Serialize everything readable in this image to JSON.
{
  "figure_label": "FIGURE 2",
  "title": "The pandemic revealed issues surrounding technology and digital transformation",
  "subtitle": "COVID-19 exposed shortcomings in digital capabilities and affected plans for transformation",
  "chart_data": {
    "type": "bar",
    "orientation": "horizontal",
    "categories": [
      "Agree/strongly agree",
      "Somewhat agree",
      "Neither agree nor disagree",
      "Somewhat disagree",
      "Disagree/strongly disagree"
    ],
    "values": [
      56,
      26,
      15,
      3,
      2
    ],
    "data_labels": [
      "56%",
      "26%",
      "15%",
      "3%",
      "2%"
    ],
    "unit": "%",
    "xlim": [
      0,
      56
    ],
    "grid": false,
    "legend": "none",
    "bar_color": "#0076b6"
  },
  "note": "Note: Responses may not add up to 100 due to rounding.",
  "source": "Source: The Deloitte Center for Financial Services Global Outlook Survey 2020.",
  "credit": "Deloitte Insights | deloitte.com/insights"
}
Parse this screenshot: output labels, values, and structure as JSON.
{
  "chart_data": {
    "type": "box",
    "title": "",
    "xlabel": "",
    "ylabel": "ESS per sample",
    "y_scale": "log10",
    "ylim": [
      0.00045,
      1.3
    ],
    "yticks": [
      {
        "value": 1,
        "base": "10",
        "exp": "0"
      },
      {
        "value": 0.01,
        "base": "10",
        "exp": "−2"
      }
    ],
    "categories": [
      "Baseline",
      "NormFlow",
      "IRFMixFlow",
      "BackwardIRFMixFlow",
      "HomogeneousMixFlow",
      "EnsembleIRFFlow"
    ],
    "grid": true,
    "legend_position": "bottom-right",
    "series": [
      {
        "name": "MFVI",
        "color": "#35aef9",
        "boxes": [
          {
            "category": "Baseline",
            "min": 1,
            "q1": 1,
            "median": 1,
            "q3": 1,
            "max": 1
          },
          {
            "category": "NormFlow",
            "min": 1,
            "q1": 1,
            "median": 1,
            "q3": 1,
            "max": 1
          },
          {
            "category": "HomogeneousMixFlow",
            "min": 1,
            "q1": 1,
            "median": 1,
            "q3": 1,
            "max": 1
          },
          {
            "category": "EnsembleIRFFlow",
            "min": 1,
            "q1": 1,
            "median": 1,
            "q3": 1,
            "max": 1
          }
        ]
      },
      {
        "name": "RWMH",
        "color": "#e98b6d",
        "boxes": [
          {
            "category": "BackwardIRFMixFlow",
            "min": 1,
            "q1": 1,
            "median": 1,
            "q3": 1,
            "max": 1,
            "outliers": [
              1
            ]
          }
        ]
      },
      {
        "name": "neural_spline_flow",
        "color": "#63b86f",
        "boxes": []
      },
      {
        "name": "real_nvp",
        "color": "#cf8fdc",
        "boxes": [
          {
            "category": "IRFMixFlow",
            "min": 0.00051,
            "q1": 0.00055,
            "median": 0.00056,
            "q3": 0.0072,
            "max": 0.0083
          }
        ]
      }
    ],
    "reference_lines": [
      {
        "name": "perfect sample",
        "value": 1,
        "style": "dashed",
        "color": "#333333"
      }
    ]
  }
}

• • •

» **What the task asks**
Copy each record from above exactly, and include every line.

» **Answer in full**
Serialize everything readable in this image to JSON.
{
  "figure_label": "FIGURE 2",
  "title": "The pandemic revealed issues surrounding technology and digital transformation",
  "subtitle": "COVID-19 exposed shortcomings in digital capabilities and affected plans for transformation",
  "chart_data": {
    "type": "bar",
    "orientation": "horizontal",
    "categories": [
      "Agree/strongly agree",
      "Somewhat agree",
      "Neither agree nor disagree",
      "Somewhat disagree",
      "Disagree/strongly disagree"
    ],
    "values": [
      56,
      26,
      15,
      3,
      2
    ],
    "data_labels": [
      "56%",
      "26%",
      "15%",
      "3%",
      "2%"
    ],
    "unit": "%",
    "xlim": [
      0,
      56
    ],
    "grid": false,
    "legend": "none",
    "bar_color": "#0076b6"
  },
  "note": "Note: Responses may not add up to 100 due to rounding.",
  "source": "Source: The Deloitte Center for Financial Services Global Outlook Survey 2020.",
  "credit": "Deloitte Insights | deloitte.com/insights"
}
Parse this screenshot: output labels, values, and structure as JSON.
{
  "chart_data": {
    "type": "box",
    "title": "",
    "xlabel": "",
    "ylabel": "ESS per sample",
    "y_scale": "log10",
    "ylim": [
      0.00045,
      1.3
    ],
    "yticks": [
      {
        "value": 1,
        "base": "10",
        "exp": "0"
      },
      {
        "value": 0.01,
        "base": "10",
        "exp": "−2"
      }
    ],
    "categories": [
      "Baseline",
      "NormFlow",
      "IRFMixFlow",
      "BackwardIRFMixFlow",
      "HomogeneousMixFlow",
      "EnsembleIRFFlow"
    ],
    "grid": true,
    "legend_position": "bottom-right",
    "series": [
      {
        "name": "MFVI",
        "color": "#35aef9",
        "boxes": [
          {
            "category": "Baseline",
            "min": 1,
            "q1": 1,
            "median": 1,
            "q3": 1,
            "max": 1
          },
          {
            "category": "NormFlow",
            "min": 1,
            "q1": 1,
            "median": 1,
            "q3": 1,
            "max": 1
          },
          {
            "category": "HomogeneousMixFlow",
            "min": 1,
            "q1": 1,
            "median": 1,
            "q3": 1,
            "max": 1
          },
          {
            "category": "EnsembleIRFFlow",
            "min": 1,
            "q1": 1,
            "median": 1,
            "q3": 1,
            "max": 1
          }
        ]
      },
      {
        "name": "RWMH",
        "color": "#e98b6d",
        "boxes": [
          {
            "category": "BackwardIRFMixFlow",
            "min": 1,
            "q1": 1,
            "median": 1,
            "q3": 1,
            "max": 1,
            "outliers": [
              1
            ]
          }
        ]
      },
      {
        "name": "neural_spline_flow",
        "color": "#63b86f",
        "boxes": []
      },
      {
        "name": "real_nvp",
        "color": "#cf8fdc",
        "boxes": [
          {
            "category": "IRFMixFlow",
            "min": 0.00051,
            "q1": 0.00055,
            "median": 0.00056,
            "q3": 0.0072,
            "max": 0.0083
          }
        ]
      }
    ],
    "reference_lines": [
      {
        "name": "perfect sample",
        "value": 1,
        "style": "dashed",
        "color": "#333333"
      }
    ]
  }
}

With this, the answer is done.